- **SOURCE DATA**:
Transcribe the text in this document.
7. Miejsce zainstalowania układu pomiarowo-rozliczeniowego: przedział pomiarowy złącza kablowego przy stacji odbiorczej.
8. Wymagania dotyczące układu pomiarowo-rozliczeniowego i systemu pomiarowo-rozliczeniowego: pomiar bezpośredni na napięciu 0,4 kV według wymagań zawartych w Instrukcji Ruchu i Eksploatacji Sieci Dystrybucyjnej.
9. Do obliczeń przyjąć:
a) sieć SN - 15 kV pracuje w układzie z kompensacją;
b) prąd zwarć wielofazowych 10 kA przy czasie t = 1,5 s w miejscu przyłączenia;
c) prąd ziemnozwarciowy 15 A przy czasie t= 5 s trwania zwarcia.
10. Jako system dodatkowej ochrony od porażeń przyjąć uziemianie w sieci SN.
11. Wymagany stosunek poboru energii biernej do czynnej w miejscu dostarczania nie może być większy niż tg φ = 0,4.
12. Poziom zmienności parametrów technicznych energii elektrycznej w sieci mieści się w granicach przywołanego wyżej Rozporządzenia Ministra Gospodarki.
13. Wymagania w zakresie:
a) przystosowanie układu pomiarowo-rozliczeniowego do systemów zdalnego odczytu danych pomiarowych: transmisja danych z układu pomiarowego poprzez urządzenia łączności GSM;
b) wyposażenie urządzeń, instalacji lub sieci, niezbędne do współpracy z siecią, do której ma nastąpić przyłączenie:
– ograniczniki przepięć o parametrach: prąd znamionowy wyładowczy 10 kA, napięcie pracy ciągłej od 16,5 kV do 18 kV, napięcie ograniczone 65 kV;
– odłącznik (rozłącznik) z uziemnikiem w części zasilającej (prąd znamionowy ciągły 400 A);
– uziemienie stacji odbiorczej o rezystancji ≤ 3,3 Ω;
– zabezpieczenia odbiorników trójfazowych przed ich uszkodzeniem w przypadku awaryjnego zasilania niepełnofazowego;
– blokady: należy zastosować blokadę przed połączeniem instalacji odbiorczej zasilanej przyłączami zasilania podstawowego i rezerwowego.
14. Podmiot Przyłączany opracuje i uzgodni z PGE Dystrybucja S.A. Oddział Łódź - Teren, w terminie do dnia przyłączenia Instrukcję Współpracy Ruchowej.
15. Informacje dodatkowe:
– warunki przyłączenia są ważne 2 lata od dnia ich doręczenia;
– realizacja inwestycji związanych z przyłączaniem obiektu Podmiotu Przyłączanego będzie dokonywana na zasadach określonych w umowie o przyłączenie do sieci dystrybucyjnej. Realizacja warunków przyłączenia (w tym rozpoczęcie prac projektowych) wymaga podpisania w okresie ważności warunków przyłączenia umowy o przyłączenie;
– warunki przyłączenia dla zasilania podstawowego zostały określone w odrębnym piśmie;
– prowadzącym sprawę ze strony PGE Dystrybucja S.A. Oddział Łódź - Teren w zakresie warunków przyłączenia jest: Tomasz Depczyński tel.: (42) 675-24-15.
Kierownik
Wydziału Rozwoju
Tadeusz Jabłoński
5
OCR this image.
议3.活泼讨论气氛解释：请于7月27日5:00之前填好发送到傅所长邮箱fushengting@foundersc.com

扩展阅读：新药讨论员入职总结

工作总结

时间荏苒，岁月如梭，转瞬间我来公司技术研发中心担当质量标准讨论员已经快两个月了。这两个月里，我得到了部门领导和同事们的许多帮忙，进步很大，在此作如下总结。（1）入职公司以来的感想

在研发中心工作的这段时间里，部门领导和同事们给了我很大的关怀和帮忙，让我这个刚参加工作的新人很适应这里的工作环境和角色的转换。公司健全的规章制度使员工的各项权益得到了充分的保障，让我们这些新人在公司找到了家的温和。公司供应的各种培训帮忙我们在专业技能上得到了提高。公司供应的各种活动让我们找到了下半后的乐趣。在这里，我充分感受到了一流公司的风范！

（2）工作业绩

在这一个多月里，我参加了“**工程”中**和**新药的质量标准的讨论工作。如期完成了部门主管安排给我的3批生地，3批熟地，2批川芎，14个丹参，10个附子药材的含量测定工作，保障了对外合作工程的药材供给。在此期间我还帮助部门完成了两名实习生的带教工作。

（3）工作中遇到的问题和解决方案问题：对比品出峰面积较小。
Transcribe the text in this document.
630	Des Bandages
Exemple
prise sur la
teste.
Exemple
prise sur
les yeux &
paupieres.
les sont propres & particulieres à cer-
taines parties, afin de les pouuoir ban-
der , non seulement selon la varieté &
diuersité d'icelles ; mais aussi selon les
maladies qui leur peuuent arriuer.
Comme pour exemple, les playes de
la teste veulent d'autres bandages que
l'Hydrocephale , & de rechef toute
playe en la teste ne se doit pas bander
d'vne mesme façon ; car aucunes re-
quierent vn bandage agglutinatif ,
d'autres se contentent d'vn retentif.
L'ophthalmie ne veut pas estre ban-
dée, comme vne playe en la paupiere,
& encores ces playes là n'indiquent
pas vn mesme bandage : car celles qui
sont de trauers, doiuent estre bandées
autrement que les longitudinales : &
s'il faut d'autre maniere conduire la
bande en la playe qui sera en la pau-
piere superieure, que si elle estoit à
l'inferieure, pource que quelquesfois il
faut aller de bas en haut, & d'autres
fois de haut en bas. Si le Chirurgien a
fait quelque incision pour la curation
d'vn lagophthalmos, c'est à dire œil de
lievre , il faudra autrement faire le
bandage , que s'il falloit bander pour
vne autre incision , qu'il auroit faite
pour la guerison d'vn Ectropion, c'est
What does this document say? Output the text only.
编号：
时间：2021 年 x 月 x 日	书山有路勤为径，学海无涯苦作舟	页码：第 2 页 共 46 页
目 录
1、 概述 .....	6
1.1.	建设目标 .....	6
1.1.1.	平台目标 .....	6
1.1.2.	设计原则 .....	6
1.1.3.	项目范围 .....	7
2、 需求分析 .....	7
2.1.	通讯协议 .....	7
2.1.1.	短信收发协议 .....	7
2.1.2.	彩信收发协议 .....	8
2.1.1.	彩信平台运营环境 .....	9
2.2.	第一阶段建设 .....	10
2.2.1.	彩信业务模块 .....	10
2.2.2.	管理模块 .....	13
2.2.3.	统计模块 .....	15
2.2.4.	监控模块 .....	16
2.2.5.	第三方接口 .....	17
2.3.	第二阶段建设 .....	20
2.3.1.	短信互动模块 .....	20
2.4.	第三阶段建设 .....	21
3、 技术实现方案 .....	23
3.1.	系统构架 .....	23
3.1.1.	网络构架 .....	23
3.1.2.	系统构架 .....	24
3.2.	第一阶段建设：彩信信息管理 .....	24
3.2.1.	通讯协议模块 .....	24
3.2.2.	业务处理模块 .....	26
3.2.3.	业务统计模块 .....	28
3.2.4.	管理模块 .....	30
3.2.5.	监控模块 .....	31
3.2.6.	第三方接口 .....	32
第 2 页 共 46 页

- **WORK REQUIRED**: Every record above should be output exactly.

- **SOLUTION**:
Transcribe the text in this document.
7. Miejsce zainstalowania układu pomiarowo-rozliczeniowego: przedział pomiarowy złącza kablowego przy stacji odbiorczej.
8. Wymagania dotyczące układu pomiarowo-rozliczeniowego i systemu pomiarowo-rozliczeniowego: pomiar bezpośredni na napięciu 0,4 kV według wymagań zawartych w Instrukcji Ruchu i Eksploatacji Sieci Dystrybucyjnej.
9. Do obliczeń przyjąć:
a) sieć SN - 15 kV pracuje w układzie z kompensacją;
b) prąd zwarć wielofazowych 10 kA przy czasie t = 1,5 s w miejscu przyłączenia;
c) prąd ziemnozwarciowy 15 A przy czasie t= 5 s trwania zwarcia.
10. Jako system dodatkowej ochrony od porażeń przyjąć uziemianie w sieci SN.
11. Wymagany stosunek poboru energii biernej do czynnej w miejscu dostarczania nie może być większy niż tg φ = 0,4.
12. Poziom zmienności parametrów technicznych energii elektrycznej w sieci mieści się w granicach przywołanego wyżej Rozporządzenia Ministra Gospodarki.
13. Wymagania w zakresie:
a) przystosowanie układu pomiarowo-rozliczeniowego do systemów zdalnego odczytu danych pomiarowych: transmisja danych z układu pomiarowego poprzez urządzenia łączności GSM;
b) wyposażenie urządzeń, instalacji lub sieci, niezbędne do współpracy z siecią, do której ma nastąpić przyłączenie:
– ograniczniki przepięć o parametrach: prąd znamionowy wyładowczy 10 kA, napięcie pracy ciągłej od 16,5 kV do 18 kV, napięcie ograniczone 65 kV;
– odłącznik (rozłącznik) z uziemnikiem w części zasilającej (prąd znamionowy ciągły 400 A);
– uziemienie stacji odbiorczej o rezystancji ≤ 3,3 Ω;
– zabezpieczenia odbiorników trójfazowych przed ich uszkodzeniem w przypadku awaryjnego zasilania niepełnofazowego;
– blokady: należy zastosować blokadę przed połączeniem instalacji odbiorczej zasilanej przyłączami zasilania podstawowego i rezerwowego.
14. Podmiot Przyłączany opracuje i uzgodni z PGE Dystrybucja S.A. Oddział Łódź - Teren, w terminie do dnia przyłączenia Instrukcję Współpracy Ruchowej.
15. Informacje dodatkowe:
– warunki przyłączenia są ważne 2 lata od dnia ich doręczenia;
– realizacja inwestycji związanych z przyłączaniem obiektu Podmiotu Przyłączanego będzie dokonywana na zasadach określonych w umowie o przyłączenie do sieci dystrybucyjnej. Realizacja warunków przyłączenia (w tym rozpoczęcie prac projektowych) wymaga podpisania w okresie ważności warunków przyłączenia umowy o przyłączenie;
– warunki przyłączenia dla zasilania podstawowego zostały określone w odrębnym piśmie;
– prowadzącym sprawę ze strony PGE Dystrybucja S.A. Oddział Łódź - Teren w zakresie warunków przyłączenia jest: Tomasz Depczyński tel.: (42) 675-24-15.
Kierownik
Wydziału Rozwoju
Tadeusz Jabłoński
5
OCR this image.
议3.活泼讨论气氛解释：请于7月27日5:00之前填好发送到傅所长邮箱fushengting@foundersc.com

扩展阅读：新药讨论员入职总结

工作总结

时间荏苒，岁月如梭，转瞬间我来公司技术研发中心担当质量标准讨论员已经快两个月了。这两个月里，我得到了部门领导和同事们的许多帮忙，进步很大，在此作如下总结。（1）入职公司以来的感想

在研发中心工作的这段时间里，部门领导和同事们给了我很大的关怀和帮忙，让我这个刚参加工作的新人很适应这里的工作环境和角色的转换。公司健全的规章制度使员工的各项权益得到了充分的保障，让我们这些新人在公司找到了家的温和。公司供应的各种培训帮忙我们在专业技能上得到了提高。公司供应的各种活动让我们找到了下半后的乐趣。在这里，我充分感受到了一流公司的风范！

（2）工作业绩

在这一个多月里，我参加了“**工程”中**和**新药的质量标准的讨论工作。如期完成了部门主管安排给我的3批生地，3批熟地，2批川芎，14个丹参，10个附子药材的含量测定工作，保障了对外合作工程的药材供给。在此期间我还帮助部门完成了两名实习生的带教工作。

（3）工作中遇到的问题和解决方案问题：对比品出峰面积较小。
Transcribe the text in this document.
630	Des Bandages
Exemple
prise sur la
teste.
Exemple
prise sur
les yeux &
paupieres.
les sont propres & particulieres à cer-
taines parties, afin de les pouuoir ban-
der , non seulement selon la varieté &
diuersité d'icelles ; mais aussi selon les
maladies qui leur peuuent arriuer.
Comme pour exemple, les playes de
la teste veulent d'autres bandages que
l'Hydrocephale , & de rechef toute
playe en la teste ne se doit pas bander
d'vne mesme façon ; car aucunes re-
quierent vn bandage agglutinatif ,
d'autres se contentent d'vn retentif.
L'ophthalmie ne veut pas estre ban-
dée, comme vne playe en la paupiere,
& encores ces playes là n'indiquent
pas vn mesme bandage : car celles qui
sont de trauers, doiuent estre bandées
autrement que les longitudinales : &
s'il faut d'autre maniere conduire la
bande en la playe qui sera en la pau-
piere superieure, que si elle estoit à
l'inferieure, pource que quelquesfois il
faut aller de bas en haut, & d'autres
fois de haut en bas. Si le Chirurgien a
fait quelque incision pour la curation
d'vn lagophthalmos, c'est à dire œil de
lievre , il faudra autrement faire le
bandage , que s'il falloit bander pour
vne autre incision , qu'il auroit faite
pour la guerison d'vn Ectropion, c'est
What does this document say? Output the text only.
编号：
时间：2021 年 x 月 x 日	书山有路勤为径，学海无涯苦作舟	页码：第 2 页 共 46 页
目 录
1、 概述 .....	6
1.1.	建设目标 .....	6
1.1.1.	平台目标 .....	6
1.1.2.	设计原则 .....	6
1.1.3.	项目范围 .....	7
2、 需求分析 .....	7
2.1.	通讯协议 .....	7
2.1.1.	短信收发协议 .....	7
2.1.2.	彩信收发协议 .....	8
2.1.1.	彩信平台运营环境 .....	9
2.2.	第一阶段建设 .....	10
2.2.1.	彩信业务模块 .....	10
2.2.2.	管理模块 .....	13
2.2.3.	统计模块 .....	15
2.2.4.	监控模块 .....	16
2.2.5.	第三方接口 .....	17
2.3.	第二阶段建设 .....	20
2.3.1.	短信互动模块 .....	20
2.4.	第三阶段建设 .....	21
3、 技术实现方案 .....	23
3.1.	系统构架 .....	23
3.1.1.	网络构架 .....	23
3.1.2.	系统构架 .....	24
3.2.	第一阶段建设：彩信信息管理 .....	24
3.2.1.	通讯协议模块 .....	24
3.2.2.	业务处理模块 .....	26
3.2.3.	业务统计模块 .....	28
3.2.4.	管理模块 .....	30
3.2.5.	监控模块 .....	31
3.2.6.	第三方接口 .....	32
第 2 页 共 46 页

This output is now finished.